INPUT DATA >>
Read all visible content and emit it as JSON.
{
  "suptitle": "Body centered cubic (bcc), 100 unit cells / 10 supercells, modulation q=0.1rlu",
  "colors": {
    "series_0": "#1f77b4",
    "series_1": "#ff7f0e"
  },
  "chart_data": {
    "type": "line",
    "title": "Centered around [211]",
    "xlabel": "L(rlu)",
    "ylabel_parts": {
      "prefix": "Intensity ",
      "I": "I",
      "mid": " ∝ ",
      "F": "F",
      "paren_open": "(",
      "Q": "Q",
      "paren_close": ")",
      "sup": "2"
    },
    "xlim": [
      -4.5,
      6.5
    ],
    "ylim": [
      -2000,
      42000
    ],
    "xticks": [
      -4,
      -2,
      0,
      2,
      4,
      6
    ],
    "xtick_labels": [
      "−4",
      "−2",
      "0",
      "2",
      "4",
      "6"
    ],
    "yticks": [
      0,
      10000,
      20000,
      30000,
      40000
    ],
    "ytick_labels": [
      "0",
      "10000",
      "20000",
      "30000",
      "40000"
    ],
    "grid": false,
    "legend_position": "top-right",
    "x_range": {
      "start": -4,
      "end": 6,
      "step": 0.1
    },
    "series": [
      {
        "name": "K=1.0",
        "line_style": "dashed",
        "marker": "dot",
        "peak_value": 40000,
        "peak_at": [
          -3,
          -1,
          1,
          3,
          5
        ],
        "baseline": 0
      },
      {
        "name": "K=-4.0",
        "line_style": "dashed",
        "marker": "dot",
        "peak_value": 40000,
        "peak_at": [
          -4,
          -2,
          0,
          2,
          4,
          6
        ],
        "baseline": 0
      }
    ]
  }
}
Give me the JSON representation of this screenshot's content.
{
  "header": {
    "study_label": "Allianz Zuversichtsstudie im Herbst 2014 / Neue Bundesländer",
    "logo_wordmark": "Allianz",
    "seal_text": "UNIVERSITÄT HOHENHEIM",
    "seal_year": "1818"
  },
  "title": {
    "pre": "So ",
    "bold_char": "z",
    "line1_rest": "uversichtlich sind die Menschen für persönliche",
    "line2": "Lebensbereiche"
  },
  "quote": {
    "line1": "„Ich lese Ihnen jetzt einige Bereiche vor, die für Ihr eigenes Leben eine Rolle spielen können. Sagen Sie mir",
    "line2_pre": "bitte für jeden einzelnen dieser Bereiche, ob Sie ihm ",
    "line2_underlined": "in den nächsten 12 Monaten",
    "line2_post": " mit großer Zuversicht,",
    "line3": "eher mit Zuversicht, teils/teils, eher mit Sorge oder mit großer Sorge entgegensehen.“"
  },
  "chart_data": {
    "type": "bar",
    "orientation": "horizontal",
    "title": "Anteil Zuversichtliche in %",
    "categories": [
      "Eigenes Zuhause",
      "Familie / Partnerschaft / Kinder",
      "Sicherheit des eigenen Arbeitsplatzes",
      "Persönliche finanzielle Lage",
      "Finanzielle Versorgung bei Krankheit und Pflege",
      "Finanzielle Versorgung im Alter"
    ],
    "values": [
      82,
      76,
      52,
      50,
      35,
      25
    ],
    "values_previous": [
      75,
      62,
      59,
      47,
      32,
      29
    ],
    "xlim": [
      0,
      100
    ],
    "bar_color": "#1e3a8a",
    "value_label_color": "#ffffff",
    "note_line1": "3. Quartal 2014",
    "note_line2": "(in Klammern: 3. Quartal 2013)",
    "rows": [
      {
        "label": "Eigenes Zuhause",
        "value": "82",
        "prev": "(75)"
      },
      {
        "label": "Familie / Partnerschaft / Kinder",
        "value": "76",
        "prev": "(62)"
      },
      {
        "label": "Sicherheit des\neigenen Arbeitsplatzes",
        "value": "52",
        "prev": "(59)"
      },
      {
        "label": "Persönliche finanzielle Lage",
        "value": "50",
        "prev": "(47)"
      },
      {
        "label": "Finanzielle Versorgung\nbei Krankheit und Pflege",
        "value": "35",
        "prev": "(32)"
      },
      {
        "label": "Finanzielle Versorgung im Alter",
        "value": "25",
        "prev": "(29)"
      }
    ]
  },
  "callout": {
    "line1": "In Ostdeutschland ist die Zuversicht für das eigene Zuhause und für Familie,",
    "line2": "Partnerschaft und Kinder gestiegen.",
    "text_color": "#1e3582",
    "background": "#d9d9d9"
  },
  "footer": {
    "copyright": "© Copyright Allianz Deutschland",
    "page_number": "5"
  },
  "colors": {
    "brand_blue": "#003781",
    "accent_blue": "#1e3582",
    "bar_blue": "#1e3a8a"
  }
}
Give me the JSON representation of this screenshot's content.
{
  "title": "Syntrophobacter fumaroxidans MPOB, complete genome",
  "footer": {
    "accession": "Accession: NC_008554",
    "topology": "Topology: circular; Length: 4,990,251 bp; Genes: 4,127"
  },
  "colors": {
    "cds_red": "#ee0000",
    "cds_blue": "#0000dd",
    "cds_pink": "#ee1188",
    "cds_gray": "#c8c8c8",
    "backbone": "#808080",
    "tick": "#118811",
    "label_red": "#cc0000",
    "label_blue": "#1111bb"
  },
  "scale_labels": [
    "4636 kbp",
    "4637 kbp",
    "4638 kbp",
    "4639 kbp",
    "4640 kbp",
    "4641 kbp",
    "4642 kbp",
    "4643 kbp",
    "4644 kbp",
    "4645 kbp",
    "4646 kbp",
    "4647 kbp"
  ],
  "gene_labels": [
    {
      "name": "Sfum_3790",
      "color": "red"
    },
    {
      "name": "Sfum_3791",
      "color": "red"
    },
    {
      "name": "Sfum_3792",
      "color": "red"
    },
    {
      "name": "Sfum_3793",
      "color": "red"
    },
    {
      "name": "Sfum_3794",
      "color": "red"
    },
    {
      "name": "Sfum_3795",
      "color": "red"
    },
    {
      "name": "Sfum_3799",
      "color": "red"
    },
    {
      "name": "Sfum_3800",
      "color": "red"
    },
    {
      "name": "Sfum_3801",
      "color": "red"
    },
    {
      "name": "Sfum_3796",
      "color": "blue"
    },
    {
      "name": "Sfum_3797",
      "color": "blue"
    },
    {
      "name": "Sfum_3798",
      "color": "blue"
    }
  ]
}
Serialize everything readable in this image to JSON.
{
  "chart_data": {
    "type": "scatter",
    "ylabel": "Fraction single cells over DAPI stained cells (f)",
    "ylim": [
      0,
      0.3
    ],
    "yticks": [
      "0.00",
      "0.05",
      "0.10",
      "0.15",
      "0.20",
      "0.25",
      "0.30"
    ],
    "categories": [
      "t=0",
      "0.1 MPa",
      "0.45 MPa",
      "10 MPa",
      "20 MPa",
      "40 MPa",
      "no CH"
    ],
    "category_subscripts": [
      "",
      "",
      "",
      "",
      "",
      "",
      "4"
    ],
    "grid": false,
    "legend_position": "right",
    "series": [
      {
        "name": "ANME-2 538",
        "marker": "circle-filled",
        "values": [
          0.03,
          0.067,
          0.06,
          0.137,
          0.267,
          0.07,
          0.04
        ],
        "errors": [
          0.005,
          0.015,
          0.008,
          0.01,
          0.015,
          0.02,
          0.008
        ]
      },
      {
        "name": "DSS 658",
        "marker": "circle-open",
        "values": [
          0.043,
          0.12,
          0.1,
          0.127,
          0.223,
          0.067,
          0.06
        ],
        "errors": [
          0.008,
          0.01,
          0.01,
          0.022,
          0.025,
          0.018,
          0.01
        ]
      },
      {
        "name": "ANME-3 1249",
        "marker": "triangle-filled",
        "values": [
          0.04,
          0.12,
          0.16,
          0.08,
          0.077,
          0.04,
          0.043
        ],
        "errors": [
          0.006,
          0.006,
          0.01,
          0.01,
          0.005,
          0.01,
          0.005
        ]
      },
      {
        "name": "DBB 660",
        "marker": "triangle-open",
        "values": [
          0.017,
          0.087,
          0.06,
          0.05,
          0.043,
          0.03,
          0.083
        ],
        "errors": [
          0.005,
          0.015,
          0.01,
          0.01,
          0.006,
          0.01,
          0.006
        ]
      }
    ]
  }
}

WHAT IS BEING ASKED >>
In the records above, retype exactly the lines from the one with "Serialize everything readable" through the last one.

ANSWER SPACE >>
Serialize everything readable in this image to JSON.
{
  "chart_data": {
    "type": "scatter",
    "ylabel": "Fraction single cells over DAPI stained cells (f)",
    "ylim": [
      0,
      0.3
    ],
    "yticks": [
      "0.00",
      "0.05",
      "0.10",
      "0.15",
      "0.20",
      "0.25",
      "0.30"
    ],
    "categories": [
      "t=0",
      "0.1 MPa",
      "0.45 MPa",
      "10 MPa",
      "20 MPa",
      "40 MPa",
      "no CH"
    ],
    "category_subscripts": [
      "",
      "",
      "",
      "",
      "",
      "",
      "4"
    ],
    "grid": false,
    "legend_position": "right",
    "series": [
      {
        "name": "ANME-2 538",
        "marker": "circle-filled",
        "values": [
          0.03,
          0.067,
          0.06,
          0.137,
          0.267,
          0.07,
          0.04
        ],
        "errors": [
          0.005,
          0.015,
          0.008,
          0.01,
          0.015,
          0.02,
          0.008
        ]
      },
      {
        "name": "DSS 658",
        "marker": "circle-open",
        "values": [
          0.043,
          0.12,
          0.1,
          0.127,
          0.223,
          0.067,
          0.06
        ],
        "errors": [
          0.008,
          0.01,
          0.01,
          0.022,
          0.025,
          0.018,
          0.01
        ]
      },
      {
        "name": "ANME-3 1249",
        "marker": "triangle-filled",
        "values": [
          0.04,
          0.12,
          0.16,
          0.08,
          0.077,
          0.04,
          0.043
        ],
        "errors": [
          0.006,
          0.006,
          0.01,
          0.01,
          0.005,
          0.01,
          0.005
        ]
      },
      {
        "name": "DBB 660",
        "marker": "triangle-open",
        "values": [
          0.017,
          0.087,
          0.06,
          0.05,
          0.043,
          0.03,
          0.083
        ],
        "errors": [
          0.005,
          0.015,
          0.01,
          0.01,
          0.006,
          0.01,
          0.006
        ]
      }
    ]
  }
}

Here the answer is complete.